GIVEN PROBLEM
Every line of the listing must be reproduced as it stands. Leave the images behind.

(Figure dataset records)
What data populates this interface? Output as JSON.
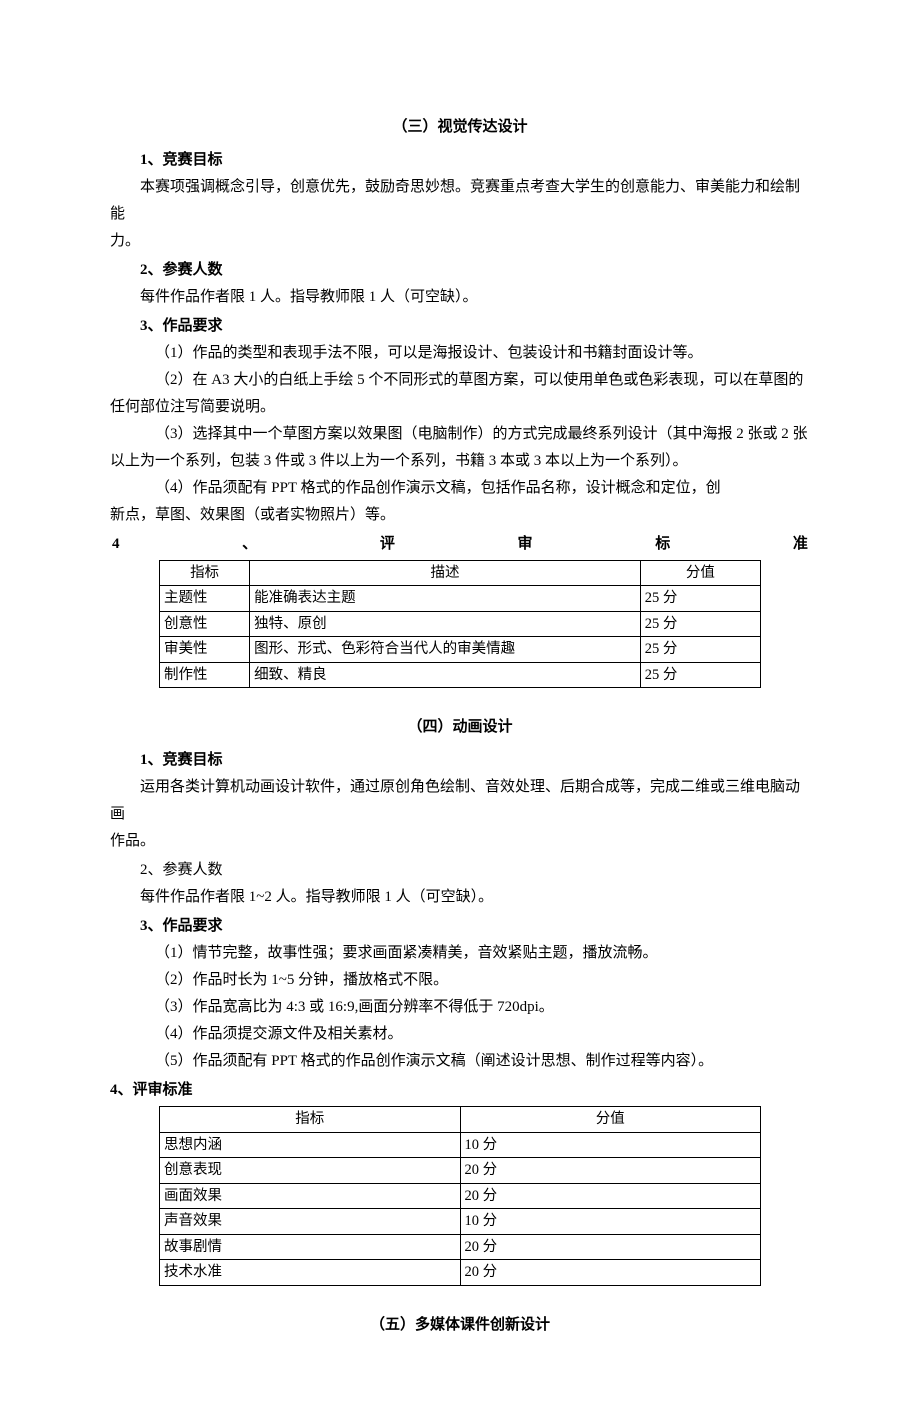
{
  "s3": {
    "title": "（三）视觉传达设计",
    "h1": "1、竞赛目标",
    "p1a": "本赛项强调概念引导，创意优先，鼓励奇思妙想。竞赛重点考查大学生的创意能力、审美能力和绘制能",
    "p1b": "力。",
    "h2": "2、参赛人数",
    "p2": "每件作品作者限 1 人。指导教师限 1 人（可空缺）。",
    "h3": "3、作品要求",
    "i1": "（1）作品的类型和表现手法不限，可以是海报设计、包装设计和书籍封面设计等。",
    "i2a": "（2）在 A3 大小的白纸上手绘 5 个不同形式的草图方案，可以使用单色或色彩表现，可以在草图的",
    "i2b": "任何部位注写简要说明。",
    "i3a": "（3）选择其中一个草图方案以效果图（电脑制作）的方式完成最终系列设计（其中海报 2 张或 2 张",
    "i3b": "以上为一个系列，包装 3 件或 3 件以上为一个系列，书籍 3 本或 3 本以上为一个系列）。",
    "i4a": "（4）作品须配有 PPT 格式的作品创作演示文稿，包括作品名称，设计概念和定位，创",
    "i4b": "新点，草图、效果图（或者实物照片）等。",
    "h4": {
      "a": "4",
      "b": "、",
      "c": "评",
      "d": "审",
      "e": "标",
      "f": "准"
    },
    "table": {
      "headers": [
        "指标",
        "描述",
        "分值"
      ],
      "rows": [
        [
          "主题性",
          "能准确表达主题",
          "25 分"
        ],
        [
          "创意性",
          "独特、原创",
          "25 分"
        ],
        [
          "审美性",
          "图形、形式、色彩符合当代人的审美情趣",
          "25 分"
        ],
        [
          "制作性",
          "细致、精良",
          "25 分"
        ]
      ]
    }
  },
  "s4": {
    "title": "（四）动画设计",
    "h1": "1、竞赛目标",
    "p1a": "运用各类计算机动画设计软件，通过原创角色绘制、音效处理、后期合成等，完成二维或三维电脑动画",
    "p1b": "作品。",
    "h2": "2、参赛人数",
    "p2": "每件作品作者限 1~2 人。指导教师限 1 人（可空缺）。",
    "h3": "3、作品要求",
    "i1": "（1）情节完整，故事性强；要求画面紧凑精美，音效紧贴主题，播放流畅。",
    "i2": "（2）作品时长为 1~5 分钟，播放格式不限。",
    "i3": "（3）作品宽高比为 4:3 或 16:9,画面分辨率不得低于 720dpi。",
    "i4": "（4）作品须提交源文件及相关素材。",
    "i5": "（5）作品须配有 PPT 格式的作品创作演示文稿（阐述设计思想、制作过程等内容）。",
    "h4": "4、评审标准",
    "table": {
      "headers": [
        "指标",
        "分值"
      ],
      "rows": [
        [
          "思想内涵",
          "10 分"
        ],
        [
          "创意表现",
          "20 分"
        ],
        [
          "画面效果",
          "20 分"
        ],
        [
          "声音效果",
          "10 分"
        ],
        [
          "故事剧情",
          "20 分"
        ],
        [
          "技术水准",
          "20 分"
        ]
      ]
    }
  },
  "s5": {
    "title": "（五）多媒体课件创新设计"
  }
}
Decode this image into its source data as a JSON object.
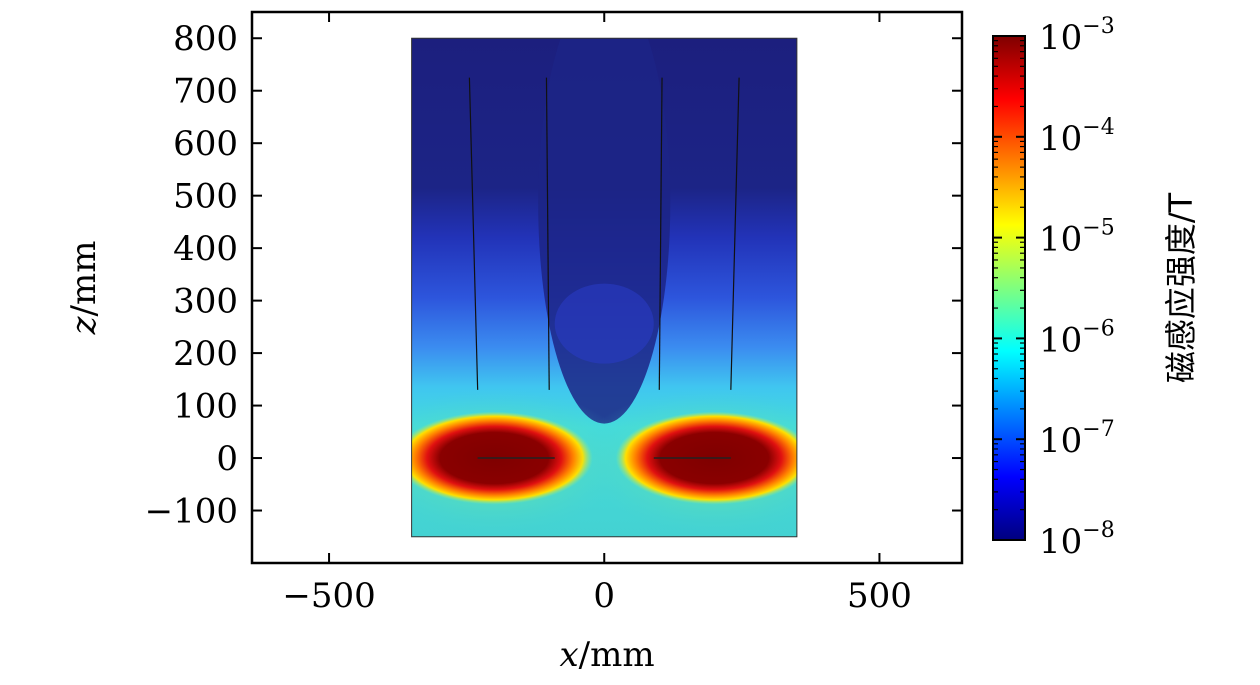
{
  "chart_data": {
    "type": "heatmap",
    "xlabel_var": "x",
    "xlabel_unit": "/mm",
    "ylabel_var": "z",
    "ylabel_unit": "/mm",
    "xlim": [
      -640,
      650
    ],
    "ylim": [
      -200,
      850
    ],
    "x_ticks": [
      -500,
      0,
      500
    ],
    "x_tick_labels": [
      "−500",
      "0",
      "500"
    ],
    "y_ticks": [
      800,
      700,
      600,
      500,
      400,
      300,
      200,
      100,
      0,
      -100
    ],
    "y_tick_labels": [
      "800",
      "700",
      "600",
      "500",
      "400",
      "300",
      "200",
      "100",
      "0",
      "−100"
    ],
    "domain_x": [
      -350,
      350
    ],
    "domain_z": [
      -150,
      800
    ],
    "colorbar": {
      "label": "磁感应强度/T",
      "scale": "log",
      "range": [
        1e-08,
        0.001
      ],
      "ticks": [
        {
          "base": "10",
          "exp": "−3",
          "value": 0.001
        },
        {
          "base": "10",
          "exp": "−4",
          "value": 0.0001
        },
        {
          "base": "10",
          "exp": "−5",
          "value": 1e-05
        },
        {
          "base": "10",
          "exp": "−6",
          "value": 1e-06
        },
        {
          "base": "10",
          "exp": "−7",
          "value": 1e-07
        },
        {
          "base": "10",
          "exp": "−8",
          "value": 1e-08
        }
      ],
      "colormap": [
        "#00007f",
        "#0000ff",
        "#007fff",
        "#00ffff",
        "#7fff7f",
        "#ffff00",
        "#ff7f00",
        "#ff0000",
        "#7f0000"
      ]
    },
    "source_lobes": [
      {
        "x_center": -200,
        "z_center": 0,
        "x_halfwidth": 160,
        "z_halfwidth": 75
      },
      {
        "x_center": 200,
        "z_center": 0,
        "x_halfwidth": 160,
        "z_halfwidth": 75
      }
    ],
    "field_lines": [
      {
        "x_top": -245,
        "z_top": 725,
        "x_bottom": -230,
        "z_bottom": 130
      },
      {
        "x_top": -105,
        "z_top": 725,
        "x_bottom": -100,
        "z_bottom": 130
      },
      {
        "x_top": 105,
        "z_top": 725,
        "x_bottom": 100,
        "z_bottom": 130
      },
      {
        "x_top": 245,
        "z_top": 725,
        "x_bottom": 230,
        "z_bottom": 130
      }
    ],
    "conductors": [
      {
        "x_start": -230,
        "x_end": -90,
        "z": 0
      },
      {
        "x_start": 90,
        "x_end": 230,
        "z": 0
      }
    ]
  }
}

COMPLETE ANSWER
What data populates this interface? Output as JSON.
{
  "s3": {
    "title": "（三）视觉传达设计",
    "h1": "1、竞赛目标",
    "p1a": "本赛项强调概念引导，创意优先，鼓励奇思妙想。竞赛重点考查大学生的创意能力、审美能力和绘制能",
    "p1b": "力。",
    "h2": "2、参赛人数",
    "p2": "每件作品作者限 1 人。指导教师限 1 人（可空缺）。",
    "h3": "3、作品要求",
    "i1": "（1）作品的类型和表现手法不限，可以是海报设计、包装设计和书籍封面设计等。",
    "i2a": "（2）在 A3 大小的白纸上手绘 5 个不同形式的草图方案，可以使用单色或色彩表现，可以在草图的",
    "i2b": "任何部位注写简要说明。",
    "i3a": "（3）选择其中一个草图方案以效果图（电脑制作）的方式完成最终系列设计（其中海报 2 张或 2 张",
    "i3b": "以上为一个系列，包装 3 件或 3 件以上为一个系列，书籍 3 本或 3 本以上为一个系列）。",
    "i4a": "（4）作品须配有 PPT 格式的作品创作演示文稿，包括作品名称，设计概念和定位，创",
    "i4b": "新点，草图、效果图（或者实物照片）等。",
    "h4": {
      "a": "4",
      "b": "、",
      "c": "评",
      "d": "审",
      "e": "标",
      "f": "准"
    },
    "table": {
      "headers": [
        "指标",
        "描述",
        "分值"
      ],
      "rows": [
        [
          "主题性",
          "能准确表达主题",
          "25 分"
        ],
        [
          "创意性",
          "独特、原创",
          "25 分"
        ],
        [
          "审美性",
          "图形、形式、色彩符合当代人的审美情趣",
          "25 分"
        ],
        [
          "制作性",
          "细致、精良",
          "25 分"
        ]
      ]
    }
  },
  "s4": {
    "title": "（四）动画设计",
    "h1": "1、竞赛目标",
    "p1a": "运用各类计算机动画设计软件，通过原创角色绘制、音效处理、后期合成等，完成二维或三维电脑动画",
    "p1b": "作品。",
    "h2": "2、参赛人数",
    "p2": "每件作品作者限 1~2 人。指导教师限 1 人（可空缺）。",
    "h3": "3、作品要求",
    "i1": "（1）情节完整，故事性强；要求画面紧凑精美，音效紧贴主题，播放流畅。",
    "i2": "（2）作品时长为 1~5 分钟，播放格式不限。",
    "i3": "（3）作品宽高比为 4:3 或 16:9,画面分辨率不得低于 720dpi。",
    "i4": "（4）作品须提交源文件及相关素材。",
    "i5": "（5）作品须配有 PPT 格式的作品创作演示文稿（阐述设计思想、制作过程等内容）。",
    "h4": "4、评审标准",
    "table": {
      "headers": [
        "指标",
        "分值"
      ],
      "rows": [
        [
          "思想内涵",
          "10 分"
        ],
        [
          "创意表现",
          "20 分"
        ],
        [
          "画面效果",
          "20 分"
        ],
        [
          "声音效果",
          "10 分"
        ],
        [
          "故事剧情",
          "20 分"
        ],
        [
          "技术水准",
          "20 分"
        ]
      ]
    }
  },
  "s5": {
    "title": "（五）多媒体课件创新设计"
  }
}
Decode this image into its source data as a JSON object.
{
  "chart_data": {
    "type": "heatmap",
    "xlabel_var": "x",
    "xlabel_unit": "/mm",
    "ylabel_var": "z",
    "ylabel_unit": "/mm",
    "xlim": [
      -640,
      650
    ],
    "ylim": [
      -200,
      850
    ],
    "x_ticks": [
      -500,
      0,
      500
    ],
    "x_tick_labels": [
      "−500",
      "0",
      "500"
    ],
    "y_ticks": [
      800,
      700,
      600,
      500,
      400,
      300,
      200,
      100,
      0,
      -100
    ],
    "y_tick_labels": [
      "800",
      "700",
      "600",
      "500",
      "400",
      "300",
      "200",
      "100",
      "0",
      "−100"
    ],
    "domain_x": [
      -350,
      350
    ],
    "domain_z": [
      -150,
      800
    ],
    "colorbar": {
      "label": "磁感应强度/T",
      "scale": "log",
      "range": [
        1e-08,
        0.001
      ],
      "ticks": [
        {
          "base": "10",
          "exp": "−3",
          "value": 0.001
        },
        {
          "base": "10",
          "exp": "−4",
          "value": 0.0001
        },
        {
          "base": "10",
          "exp": "−5",
          "value": 1e-05
        },
        {
          "base": "10",
          "exp": "−6",
          "value": 1e-06
        },
        {
          "base": "10",
          "exp": "−7",
          "value": 1e-07
        },
        {
          "base": "10",
          "exp": "−8",
          "value": 1e-08
        }
      ],
      "colormap": [
        "#00007f",
        "#0000ff",
        "#007fff",
        "#00ffff",
        "#7fff7f",
        "#ffff00",
        "#ff7f00",
        "#ff0000",
        "#7f0000"
      ]
    },
    "source_lobes": [
      {
        "x_center": -200,
        "z_center": 0,
        "x_halfwidth": 160,
        "z_halfwidth": 75
      },
      {
        "x_center": 200,
        "z_center": 0,
        "x_halfwidth": 160,
        "z_halfwidth": 75
      }
    ],
    "field_lines": [
      {
        "x_top": -245,
        "z_top": 725,
        "x_bottom": -230,
        "z_bottom": 130
      },
      {
        "x_top": -105,
        "z_top": 725,
        "x_bottom": -100,
        "z_bottom": 130
      },
      {
        "x_top": 105,
        "z_top": 725,
        "x_bottom": 100,
        "z_bottom": 130
      },
      {
        "x_top": 245,
        "z_top": 725,
        "x_bottom": 230,
        "z_bottom": 130
      }
    ],
    "conductors": [
      {
        "x_start": -230,
        "x_end": -90,
        "z": 0
      },
      {
        "x_start": 90,
        "x_end": 230,
        "z": 0
      }
    ]
  }
}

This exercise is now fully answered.